***** SOURCE MATERIAL
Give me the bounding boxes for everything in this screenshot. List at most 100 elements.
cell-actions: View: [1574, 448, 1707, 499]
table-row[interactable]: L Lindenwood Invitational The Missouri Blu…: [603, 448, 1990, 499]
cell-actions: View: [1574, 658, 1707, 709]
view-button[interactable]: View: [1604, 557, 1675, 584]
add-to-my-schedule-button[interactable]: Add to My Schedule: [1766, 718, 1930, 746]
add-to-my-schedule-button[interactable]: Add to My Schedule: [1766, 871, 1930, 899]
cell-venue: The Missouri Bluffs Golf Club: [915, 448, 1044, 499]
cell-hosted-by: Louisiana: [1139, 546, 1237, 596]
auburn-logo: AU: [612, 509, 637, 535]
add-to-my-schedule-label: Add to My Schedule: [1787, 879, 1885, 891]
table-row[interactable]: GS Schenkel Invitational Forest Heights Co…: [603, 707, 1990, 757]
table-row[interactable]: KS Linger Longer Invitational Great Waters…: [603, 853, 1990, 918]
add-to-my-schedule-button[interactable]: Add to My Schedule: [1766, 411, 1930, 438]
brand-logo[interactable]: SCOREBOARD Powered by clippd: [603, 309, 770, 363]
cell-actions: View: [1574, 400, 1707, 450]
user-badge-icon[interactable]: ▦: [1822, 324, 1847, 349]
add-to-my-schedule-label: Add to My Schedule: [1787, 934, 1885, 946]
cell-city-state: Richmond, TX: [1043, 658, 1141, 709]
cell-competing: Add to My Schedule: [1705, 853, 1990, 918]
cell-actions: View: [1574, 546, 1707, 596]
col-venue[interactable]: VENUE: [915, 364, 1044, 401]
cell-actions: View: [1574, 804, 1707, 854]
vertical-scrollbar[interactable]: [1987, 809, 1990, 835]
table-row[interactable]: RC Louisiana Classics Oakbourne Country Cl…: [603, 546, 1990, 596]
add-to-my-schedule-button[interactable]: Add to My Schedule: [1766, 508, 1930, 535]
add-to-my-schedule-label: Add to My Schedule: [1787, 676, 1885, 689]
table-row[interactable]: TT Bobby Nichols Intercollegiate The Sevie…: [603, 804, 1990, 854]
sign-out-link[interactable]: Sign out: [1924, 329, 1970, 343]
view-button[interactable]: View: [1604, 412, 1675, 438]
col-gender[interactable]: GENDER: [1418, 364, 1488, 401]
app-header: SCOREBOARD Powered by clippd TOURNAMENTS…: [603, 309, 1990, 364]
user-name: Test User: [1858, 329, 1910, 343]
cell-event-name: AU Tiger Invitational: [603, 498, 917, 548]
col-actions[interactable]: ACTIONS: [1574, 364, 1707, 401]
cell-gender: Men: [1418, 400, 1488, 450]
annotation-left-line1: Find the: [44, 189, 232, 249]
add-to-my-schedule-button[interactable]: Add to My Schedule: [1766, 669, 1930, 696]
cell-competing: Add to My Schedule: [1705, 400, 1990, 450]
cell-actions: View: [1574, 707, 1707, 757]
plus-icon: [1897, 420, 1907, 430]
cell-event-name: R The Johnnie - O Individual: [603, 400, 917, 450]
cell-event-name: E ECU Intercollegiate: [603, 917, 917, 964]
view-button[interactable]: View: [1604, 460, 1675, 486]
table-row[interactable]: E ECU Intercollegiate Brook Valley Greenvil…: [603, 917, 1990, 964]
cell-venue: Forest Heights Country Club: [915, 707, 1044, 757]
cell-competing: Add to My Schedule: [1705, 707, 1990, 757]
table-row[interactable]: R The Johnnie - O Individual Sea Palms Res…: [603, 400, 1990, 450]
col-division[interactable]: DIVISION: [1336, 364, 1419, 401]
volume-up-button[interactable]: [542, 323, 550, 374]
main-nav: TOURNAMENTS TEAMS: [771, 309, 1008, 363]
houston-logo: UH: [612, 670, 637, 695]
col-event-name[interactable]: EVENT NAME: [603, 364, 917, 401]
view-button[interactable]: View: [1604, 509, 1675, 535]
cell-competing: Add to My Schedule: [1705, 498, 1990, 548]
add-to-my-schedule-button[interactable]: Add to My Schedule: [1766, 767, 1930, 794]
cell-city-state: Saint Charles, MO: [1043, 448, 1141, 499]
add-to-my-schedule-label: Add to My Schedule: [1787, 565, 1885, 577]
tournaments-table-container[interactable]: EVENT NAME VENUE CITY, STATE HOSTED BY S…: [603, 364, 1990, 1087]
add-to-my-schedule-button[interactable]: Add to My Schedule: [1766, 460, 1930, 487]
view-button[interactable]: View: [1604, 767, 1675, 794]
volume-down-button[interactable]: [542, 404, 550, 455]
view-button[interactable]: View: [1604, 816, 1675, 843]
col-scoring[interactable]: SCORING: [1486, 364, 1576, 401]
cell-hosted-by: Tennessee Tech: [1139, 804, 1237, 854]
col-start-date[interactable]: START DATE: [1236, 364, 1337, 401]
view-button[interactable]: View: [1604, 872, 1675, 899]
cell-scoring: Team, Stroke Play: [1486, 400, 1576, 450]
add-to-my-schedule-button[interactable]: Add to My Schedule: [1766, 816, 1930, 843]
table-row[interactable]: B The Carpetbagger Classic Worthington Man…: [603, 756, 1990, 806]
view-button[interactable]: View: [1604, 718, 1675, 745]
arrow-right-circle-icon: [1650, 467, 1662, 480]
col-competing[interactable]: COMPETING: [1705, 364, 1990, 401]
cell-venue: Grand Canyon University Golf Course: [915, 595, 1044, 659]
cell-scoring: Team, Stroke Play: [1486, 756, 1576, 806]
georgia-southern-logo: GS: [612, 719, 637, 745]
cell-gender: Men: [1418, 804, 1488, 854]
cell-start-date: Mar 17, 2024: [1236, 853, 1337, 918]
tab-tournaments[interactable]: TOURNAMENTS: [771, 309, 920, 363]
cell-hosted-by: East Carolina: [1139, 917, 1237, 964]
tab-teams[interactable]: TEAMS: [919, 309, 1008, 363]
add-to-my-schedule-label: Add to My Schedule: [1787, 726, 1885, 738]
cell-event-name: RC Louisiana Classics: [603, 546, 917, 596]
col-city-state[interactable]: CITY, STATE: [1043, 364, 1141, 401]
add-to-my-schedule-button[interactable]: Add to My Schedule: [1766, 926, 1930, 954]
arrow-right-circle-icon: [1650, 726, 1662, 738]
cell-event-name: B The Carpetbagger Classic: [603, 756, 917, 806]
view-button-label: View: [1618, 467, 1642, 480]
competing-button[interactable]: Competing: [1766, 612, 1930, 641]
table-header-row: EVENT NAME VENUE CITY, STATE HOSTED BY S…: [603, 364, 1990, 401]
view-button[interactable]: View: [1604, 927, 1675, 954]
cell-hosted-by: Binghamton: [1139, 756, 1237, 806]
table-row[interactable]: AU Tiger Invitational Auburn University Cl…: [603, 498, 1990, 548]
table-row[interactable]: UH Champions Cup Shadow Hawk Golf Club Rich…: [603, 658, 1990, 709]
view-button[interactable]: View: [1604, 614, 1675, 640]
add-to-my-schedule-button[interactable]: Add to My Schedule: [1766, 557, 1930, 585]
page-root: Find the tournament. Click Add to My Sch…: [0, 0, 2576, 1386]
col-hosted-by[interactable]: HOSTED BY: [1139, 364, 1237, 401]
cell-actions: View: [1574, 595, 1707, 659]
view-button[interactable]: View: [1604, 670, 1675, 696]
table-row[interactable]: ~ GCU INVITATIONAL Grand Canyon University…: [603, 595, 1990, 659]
**********
Quote verbatim the rows above, from the first one through the line that contains "871, 1930, 899]", including both ends.

**TASK RESPONSE**
Give me the bounding boxes for everything in this screenshot. List at most 100 elements.
cell-actions: View: [1574, 448, 1707, 499]
table-row[interactable]: L Lindenwood Invitational The Missouri Blu…: [603, 448, 1990, 499]
cell-actions: View: [1574, 658, 1707, 709]
view-button[interactable]: View: [1604, 557, 1675, 584]
add-to-my-schedule-button[interactable]: Add to My Schedule: [1766, 718, 1930, 746]
add-to-my-schedule-button[interactable]: Add to My Schedule: [1766, 871, 1930, 899]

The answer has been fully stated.